* begin Raw data *

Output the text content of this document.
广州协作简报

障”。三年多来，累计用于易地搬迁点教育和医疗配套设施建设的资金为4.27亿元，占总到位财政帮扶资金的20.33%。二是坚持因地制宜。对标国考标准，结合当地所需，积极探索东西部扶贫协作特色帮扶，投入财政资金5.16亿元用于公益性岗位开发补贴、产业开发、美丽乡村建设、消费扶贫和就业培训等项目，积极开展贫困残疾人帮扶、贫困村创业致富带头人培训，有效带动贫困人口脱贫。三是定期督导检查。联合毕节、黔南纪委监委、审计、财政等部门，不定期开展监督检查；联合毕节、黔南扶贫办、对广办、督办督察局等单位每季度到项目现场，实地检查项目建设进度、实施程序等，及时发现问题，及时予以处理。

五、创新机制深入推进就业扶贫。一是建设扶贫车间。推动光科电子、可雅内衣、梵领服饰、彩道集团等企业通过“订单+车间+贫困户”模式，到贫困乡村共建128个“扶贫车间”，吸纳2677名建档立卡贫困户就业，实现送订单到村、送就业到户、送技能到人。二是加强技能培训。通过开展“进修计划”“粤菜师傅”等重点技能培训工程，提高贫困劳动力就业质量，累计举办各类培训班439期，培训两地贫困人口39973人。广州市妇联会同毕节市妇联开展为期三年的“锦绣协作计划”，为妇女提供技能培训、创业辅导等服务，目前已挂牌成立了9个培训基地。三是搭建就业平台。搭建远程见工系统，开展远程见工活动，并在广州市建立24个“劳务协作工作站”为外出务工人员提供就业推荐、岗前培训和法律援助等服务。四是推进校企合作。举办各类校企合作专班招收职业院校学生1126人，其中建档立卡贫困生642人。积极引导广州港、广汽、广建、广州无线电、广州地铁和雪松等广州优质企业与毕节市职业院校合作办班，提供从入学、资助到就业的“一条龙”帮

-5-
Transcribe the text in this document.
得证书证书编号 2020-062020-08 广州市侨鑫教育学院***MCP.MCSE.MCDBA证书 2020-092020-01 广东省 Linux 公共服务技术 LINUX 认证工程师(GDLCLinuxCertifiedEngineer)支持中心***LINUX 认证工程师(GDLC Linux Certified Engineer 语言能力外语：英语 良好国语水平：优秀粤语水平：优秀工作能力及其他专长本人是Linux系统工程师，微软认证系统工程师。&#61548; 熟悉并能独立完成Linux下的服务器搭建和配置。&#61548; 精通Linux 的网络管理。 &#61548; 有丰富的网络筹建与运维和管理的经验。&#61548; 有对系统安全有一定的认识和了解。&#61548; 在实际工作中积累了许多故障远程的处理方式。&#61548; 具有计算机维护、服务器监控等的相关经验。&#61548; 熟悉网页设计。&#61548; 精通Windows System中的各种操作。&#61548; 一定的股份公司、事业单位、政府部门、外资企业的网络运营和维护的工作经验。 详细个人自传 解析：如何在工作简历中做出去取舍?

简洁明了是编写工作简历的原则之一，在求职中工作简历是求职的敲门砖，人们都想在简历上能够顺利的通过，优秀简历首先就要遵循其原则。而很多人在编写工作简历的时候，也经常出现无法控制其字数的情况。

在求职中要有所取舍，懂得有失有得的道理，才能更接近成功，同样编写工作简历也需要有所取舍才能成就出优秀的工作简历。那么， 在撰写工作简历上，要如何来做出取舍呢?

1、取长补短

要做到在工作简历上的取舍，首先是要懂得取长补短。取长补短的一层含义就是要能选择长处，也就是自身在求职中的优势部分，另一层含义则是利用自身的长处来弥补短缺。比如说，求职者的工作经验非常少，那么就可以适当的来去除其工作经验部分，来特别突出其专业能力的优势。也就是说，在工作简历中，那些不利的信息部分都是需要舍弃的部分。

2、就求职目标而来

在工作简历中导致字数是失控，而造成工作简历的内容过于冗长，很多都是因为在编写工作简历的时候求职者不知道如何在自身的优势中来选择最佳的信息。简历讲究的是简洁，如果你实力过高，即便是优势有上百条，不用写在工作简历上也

* end Raw data *

» **Task prompt**
Track down the lines that include the word "document" and copy them.

» **Answer below**
Output the text content of this document.
Transcribe the text in this document.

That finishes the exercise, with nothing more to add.